Goal - Copy out each line of the material below that holds the string "name".

Records -
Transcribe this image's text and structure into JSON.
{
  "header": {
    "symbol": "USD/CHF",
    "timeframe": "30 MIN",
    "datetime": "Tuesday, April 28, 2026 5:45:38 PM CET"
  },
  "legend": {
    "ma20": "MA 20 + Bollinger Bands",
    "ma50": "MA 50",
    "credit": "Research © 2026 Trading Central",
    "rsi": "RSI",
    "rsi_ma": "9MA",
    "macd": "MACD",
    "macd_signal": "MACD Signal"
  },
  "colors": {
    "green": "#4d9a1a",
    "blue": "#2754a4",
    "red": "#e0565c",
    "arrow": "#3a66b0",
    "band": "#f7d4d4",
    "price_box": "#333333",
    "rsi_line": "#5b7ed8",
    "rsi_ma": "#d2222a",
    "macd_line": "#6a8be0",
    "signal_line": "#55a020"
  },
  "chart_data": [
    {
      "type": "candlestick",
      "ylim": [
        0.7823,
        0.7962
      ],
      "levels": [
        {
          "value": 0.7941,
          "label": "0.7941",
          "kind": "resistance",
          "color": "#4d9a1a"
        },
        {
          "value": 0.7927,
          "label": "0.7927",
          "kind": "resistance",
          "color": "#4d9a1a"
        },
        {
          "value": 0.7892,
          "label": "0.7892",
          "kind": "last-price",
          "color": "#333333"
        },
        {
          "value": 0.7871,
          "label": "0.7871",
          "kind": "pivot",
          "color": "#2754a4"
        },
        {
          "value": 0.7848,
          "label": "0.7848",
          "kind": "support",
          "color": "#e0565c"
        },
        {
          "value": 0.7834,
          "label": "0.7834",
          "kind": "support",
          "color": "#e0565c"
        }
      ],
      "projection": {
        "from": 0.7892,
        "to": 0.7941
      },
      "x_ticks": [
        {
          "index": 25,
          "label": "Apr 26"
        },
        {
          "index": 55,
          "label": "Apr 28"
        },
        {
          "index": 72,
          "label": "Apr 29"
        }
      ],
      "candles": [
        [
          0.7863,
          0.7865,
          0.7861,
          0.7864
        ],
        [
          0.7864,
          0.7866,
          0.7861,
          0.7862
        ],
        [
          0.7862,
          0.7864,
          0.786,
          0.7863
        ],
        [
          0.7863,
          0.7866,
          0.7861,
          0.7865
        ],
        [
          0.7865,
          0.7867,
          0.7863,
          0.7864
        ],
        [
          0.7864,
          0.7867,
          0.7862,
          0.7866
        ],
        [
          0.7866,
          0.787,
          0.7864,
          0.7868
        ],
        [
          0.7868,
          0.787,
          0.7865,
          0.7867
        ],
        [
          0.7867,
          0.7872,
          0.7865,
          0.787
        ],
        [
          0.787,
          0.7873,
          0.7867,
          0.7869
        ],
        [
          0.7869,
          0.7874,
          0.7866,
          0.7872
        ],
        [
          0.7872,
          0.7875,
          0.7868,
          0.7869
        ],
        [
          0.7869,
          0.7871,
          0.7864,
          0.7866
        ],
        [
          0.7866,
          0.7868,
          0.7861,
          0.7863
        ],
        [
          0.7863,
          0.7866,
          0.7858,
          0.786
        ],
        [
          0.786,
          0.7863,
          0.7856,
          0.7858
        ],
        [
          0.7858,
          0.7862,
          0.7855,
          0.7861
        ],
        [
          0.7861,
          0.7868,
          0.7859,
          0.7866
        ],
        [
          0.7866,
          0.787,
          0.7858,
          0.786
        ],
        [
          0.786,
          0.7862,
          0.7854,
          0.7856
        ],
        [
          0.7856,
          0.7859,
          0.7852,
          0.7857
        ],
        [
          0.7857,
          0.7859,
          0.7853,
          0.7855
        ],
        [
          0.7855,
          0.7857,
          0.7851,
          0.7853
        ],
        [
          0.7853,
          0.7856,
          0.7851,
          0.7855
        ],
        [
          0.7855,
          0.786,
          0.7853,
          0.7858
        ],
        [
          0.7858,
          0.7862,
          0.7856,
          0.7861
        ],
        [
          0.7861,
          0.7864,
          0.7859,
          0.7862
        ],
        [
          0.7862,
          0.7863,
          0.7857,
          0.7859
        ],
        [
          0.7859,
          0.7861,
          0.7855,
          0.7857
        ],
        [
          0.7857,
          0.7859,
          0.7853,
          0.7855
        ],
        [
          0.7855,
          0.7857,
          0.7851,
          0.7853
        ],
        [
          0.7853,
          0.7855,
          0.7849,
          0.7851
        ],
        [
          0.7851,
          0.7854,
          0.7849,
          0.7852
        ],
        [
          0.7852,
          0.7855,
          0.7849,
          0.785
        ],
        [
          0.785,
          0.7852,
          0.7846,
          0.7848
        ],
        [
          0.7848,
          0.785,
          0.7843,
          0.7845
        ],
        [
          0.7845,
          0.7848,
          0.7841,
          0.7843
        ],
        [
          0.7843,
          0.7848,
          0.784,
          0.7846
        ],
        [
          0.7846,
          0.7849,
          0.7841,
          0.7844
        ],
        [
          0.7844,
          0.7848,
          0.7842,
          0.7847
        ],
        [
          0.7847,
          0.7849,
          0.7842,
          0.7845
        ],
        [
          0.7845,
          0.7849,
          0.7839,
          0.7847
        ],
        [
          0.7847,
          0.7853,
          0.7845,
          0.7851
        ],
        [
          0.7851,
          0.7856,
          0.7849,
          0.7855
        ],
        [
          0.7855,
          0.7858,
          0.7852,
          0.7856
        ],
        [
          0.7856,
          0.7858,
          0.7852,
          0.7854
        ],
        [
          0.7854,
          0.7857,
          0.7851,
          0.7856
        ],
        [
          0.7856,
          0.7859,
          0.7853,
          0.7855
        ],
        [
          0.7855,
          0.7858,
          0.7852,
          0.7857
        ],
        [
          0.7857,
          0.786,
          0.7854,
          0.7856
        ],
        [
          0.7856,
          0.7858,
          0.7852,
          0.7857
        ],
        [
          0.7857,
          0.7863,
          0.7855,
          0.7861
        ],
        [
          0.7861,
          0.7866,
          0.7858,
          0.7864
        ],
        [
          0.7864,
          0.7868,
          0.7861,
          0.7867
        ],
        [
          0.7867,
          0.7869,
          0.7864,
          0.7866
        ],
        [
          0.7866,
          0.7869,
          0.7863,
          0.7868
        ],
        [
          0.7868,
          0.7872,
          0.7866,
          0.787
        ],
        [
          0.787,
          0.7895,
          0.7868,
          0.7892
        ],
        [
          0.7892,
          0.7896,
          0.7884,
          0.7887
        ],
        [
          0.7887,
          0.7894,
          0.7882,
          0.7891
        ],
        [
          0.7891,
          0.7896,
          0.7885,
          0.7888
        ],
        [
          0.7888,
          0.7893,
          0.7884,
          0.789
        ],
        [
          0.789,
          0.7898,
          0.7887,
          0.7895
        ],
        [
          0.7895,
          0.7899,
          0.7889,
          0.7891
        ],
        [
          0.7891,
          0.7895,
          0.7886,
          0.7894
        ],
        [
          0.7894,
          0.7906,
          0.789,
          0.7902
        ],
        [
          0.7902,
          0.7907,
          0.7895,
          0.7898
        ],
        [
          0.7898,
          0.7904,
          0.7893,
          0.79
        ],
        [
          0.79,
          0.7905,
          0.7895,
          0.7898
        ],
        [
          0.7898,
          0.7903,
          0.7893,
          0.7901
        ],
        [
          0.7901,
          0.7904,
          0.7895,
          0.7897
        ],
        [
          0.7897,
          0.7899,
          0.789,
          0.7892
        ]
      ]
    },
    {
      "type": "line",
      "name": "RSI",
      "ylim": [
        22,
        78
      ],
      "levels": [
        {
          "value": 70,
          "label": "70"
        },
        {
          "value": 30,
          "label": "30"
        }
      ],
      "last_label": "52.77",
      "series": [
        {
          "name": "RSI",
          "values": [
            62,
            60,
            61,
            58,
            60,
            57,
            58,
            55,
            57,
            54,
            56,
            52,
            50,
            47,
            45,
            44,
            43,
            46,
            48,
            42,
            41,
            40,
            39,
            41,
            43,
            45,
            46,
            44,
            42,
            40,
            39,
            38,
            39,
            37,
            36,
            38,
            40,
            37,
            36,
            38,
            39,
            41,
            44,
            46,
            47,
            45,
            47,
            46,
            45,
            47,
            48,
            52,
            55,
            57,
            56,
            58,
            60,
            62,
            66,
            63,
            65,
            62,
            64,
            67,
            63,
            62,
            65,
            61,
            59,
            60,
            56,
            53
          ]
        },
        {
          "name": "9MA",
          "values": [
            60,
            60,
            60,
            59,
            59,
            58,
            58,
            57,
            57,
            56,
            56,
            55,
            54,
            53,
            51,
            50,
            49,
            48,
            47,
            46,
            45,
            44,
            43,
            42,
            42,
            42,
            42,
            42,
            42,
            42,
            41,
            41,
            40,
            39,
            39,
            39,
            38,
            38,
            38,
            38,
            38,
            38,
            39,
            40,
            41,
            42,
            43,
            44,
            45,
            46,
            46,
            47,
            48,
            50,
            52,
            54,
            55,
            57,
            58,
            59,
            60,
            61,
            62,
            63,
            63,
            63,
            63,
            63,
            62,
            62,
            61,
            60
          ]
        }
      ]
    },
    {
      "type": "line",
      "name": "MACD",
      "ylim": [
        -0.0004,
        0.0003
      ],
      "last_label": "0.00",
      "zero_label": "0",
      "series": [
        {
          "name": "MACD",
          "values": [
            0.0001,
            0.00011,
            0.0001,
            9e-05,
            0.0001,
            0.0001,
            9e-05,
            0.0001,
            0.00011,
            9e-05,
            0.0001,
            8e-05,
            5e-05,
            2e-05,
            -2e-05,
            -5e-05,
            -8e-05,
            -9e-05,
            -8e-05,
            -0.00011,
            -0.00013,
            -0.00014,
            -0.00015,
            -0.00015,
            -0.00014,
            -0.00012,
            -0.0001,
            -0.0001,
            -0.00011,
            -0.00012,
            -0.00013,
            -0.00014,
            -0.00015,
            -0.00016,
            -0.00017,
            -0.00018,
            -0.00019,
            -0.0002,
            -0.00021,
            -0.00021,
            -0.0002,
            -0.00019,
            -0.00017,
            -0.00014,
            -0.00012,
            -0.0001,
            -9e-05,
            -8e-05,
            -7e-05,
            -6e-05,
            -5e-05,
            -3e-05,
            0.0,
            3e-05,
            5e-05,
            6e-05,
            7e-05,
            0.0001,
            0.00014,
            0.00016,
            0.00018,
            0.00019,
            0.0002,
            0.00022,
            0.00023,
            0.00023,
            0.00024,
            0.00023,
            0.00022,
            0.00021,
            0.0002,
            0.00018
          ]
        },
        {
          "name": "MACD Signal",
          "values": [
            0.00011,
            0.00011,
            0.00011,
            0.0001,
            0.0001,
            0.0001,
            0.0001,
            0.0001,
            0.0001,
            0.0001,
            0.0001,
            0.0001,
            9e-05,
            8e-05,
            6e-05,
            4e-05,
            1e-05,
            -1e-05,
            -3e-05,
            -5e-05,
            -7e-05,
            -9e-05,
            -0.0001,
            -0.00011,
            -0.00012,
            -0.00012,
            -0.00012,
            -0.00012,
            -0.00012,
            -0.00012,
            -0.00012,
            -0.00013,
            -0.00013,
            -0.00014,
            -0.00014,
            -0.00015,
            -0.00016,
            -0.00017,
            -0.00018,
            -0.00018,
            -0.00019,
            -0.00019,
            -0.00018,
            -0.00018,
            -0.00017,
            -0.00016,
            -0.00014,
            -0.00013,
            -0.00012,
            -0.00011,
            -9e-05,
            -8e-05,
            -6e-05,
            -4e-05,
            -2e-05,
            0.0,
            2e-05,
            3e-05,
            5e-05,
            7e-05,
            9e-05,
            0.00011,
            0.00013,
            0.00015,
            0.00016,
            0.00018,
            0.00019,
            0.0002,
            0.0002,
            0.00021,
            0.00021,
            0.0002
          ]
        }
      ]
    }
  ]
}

Result below -
      "name": "RSI",
          "name": "RSI",
          "name": "9MA",
      "name": "MACD",
          "name": "MACD",
          "name": "MACD Signal",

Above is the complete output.